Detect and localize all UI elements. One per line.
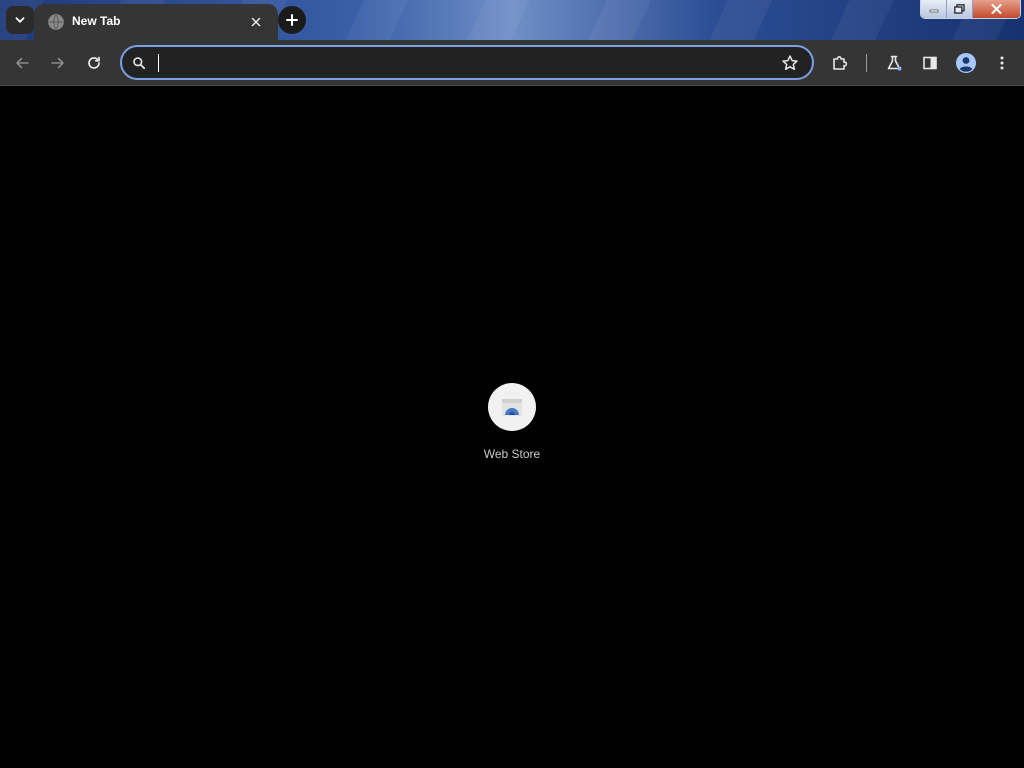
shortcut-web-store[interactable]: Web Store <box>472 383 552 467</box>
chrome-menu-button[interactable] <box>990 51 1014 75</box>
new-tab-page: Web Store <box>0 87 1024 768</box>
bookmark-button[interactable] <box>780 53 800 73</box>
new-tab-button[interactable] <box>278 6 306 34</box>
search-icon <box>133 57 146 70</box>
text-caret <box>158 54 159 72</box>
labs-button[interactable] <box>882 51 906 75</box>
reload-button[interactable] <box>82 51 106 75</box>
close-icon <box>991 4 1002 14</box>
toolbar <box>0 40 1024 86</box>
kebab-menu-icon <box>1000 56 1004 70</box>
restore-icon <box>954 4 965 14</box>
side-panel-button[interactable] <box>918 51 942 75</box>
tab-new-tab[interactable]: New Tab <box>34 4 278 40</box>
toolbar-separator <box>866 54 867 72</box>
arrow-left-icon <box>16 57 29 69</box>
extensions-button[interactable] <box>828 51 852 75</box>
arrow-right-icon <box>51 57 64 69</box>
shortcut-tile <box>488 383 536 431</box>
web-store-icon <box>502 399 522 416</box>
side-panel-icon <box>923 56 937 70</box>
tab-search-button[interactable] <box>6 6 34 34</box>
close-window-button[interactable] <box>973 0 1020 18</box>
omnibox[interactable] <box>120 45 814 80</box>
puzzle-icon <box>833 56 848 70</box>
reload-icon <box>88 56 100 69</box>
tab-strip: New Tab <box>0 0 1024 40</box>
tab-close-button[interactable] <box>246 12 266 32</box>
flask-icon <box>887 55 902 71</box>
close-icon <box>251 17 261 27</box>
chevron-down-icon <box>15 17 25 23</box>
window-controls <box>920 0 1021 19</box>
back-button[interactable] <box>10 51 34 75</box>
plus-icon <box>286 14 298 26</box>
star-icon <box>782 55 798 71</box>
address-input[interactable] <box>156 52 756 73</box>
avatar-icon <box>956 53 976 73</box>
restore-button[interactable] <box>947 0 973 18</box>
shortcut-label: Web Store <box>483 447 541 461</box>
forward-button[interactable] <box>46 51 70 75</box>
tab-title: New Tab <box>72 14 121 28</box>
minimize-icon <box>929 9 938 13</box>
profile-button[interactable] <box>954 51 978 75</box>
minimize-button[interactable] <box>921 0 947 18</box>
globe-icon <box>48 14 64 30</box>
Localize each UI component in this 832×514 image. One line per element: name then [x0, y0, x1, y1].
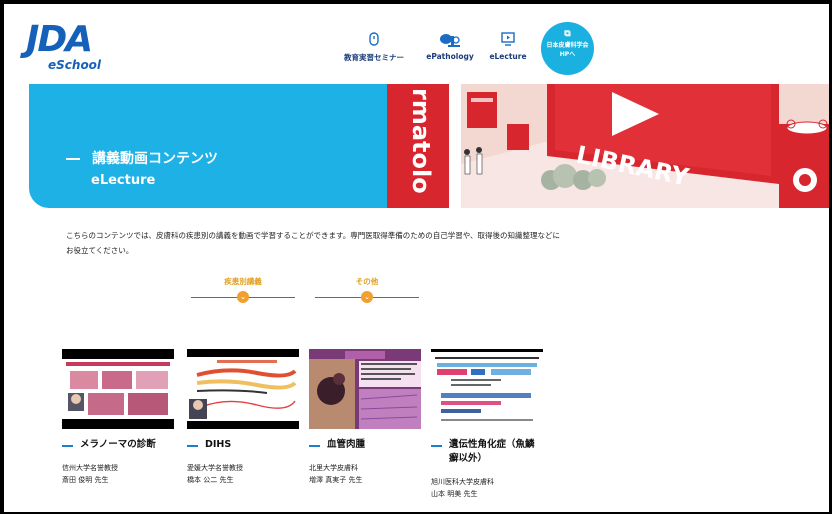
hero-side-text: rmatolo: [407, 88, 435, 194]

++++++++

**Given exercise:** Copy out the entries above unchanged, from the line containing "shortcut-web-store[interactable]: Web Store" through the line containing "back-button[interactable] <box>10 51".

**Solution for this problem:**
shortcut-web-store[interactable]: Web Store <box>472 383 552 467</box>
chrome-menu-button[interactable] <box>990 51 1014 75</box>
new-tab-page: Web Store <box>0 87 1024 768</box>
bookmark-button[interactable] <box>780 53 800 73</box>
new-tab-button[interactable] <box>278 6 306 34</box>
search-icon <box>133 57 146 70</box>
text-caret <box>158 54 159 72</box>
labs-button[interactable] <box>882 51 906 75</box>
reload-button[interactable] <box>82 51 106 75</box>
close-icon <box>991 4 1002 14</box>
toolbar <box>0 40 1024 86</box>
kebab-menu-icon <box>1000 56 1004 70</box>
restore-icon <box>954 4 965 14</box>
side-panel-button[interactable] <box>918 51 942 75</box>
tab-new-tab[interactable]: New Tab <box>34 4 278 40</box>
toolbar-separator <box>866 54 867 72</box>
arrow-left-icon <box>16 57 29 69</box>
extensions-button[interactable] <box>828 51 852 75</box>
arrow-right-icon <box>51 57 64 69</box>
shortcut-tile <box>488 383 536 431</box>
web-store-icon <box>502 399 522 416</box>
side-panel-icon <box>923 56 937 70</box>
tab-search-button[interactable] <box>6 6 34 34</box>
close-window-button[interactable] <box>973 0 1020 18</box>
omnibox[interactable] <box>120 45 814 80</box>
puzzle-icon <box>833 56 848 70</box>
reload-icon <box>88 56 100 69</box>
tab-strip: New Tab <box>0 0 1024 40</box>
tab-close-button[interactable] <box>246 12 266 32</box>
flask-icon <box>887 55 902 71</box>
close-icon <box>251 17 261 27</box>
chevron-down-icon <box>15 17 25 23</box>
window-controls <box>920 0 1021 19</box>
back-button[interactable] <box>10 51 34 75</box>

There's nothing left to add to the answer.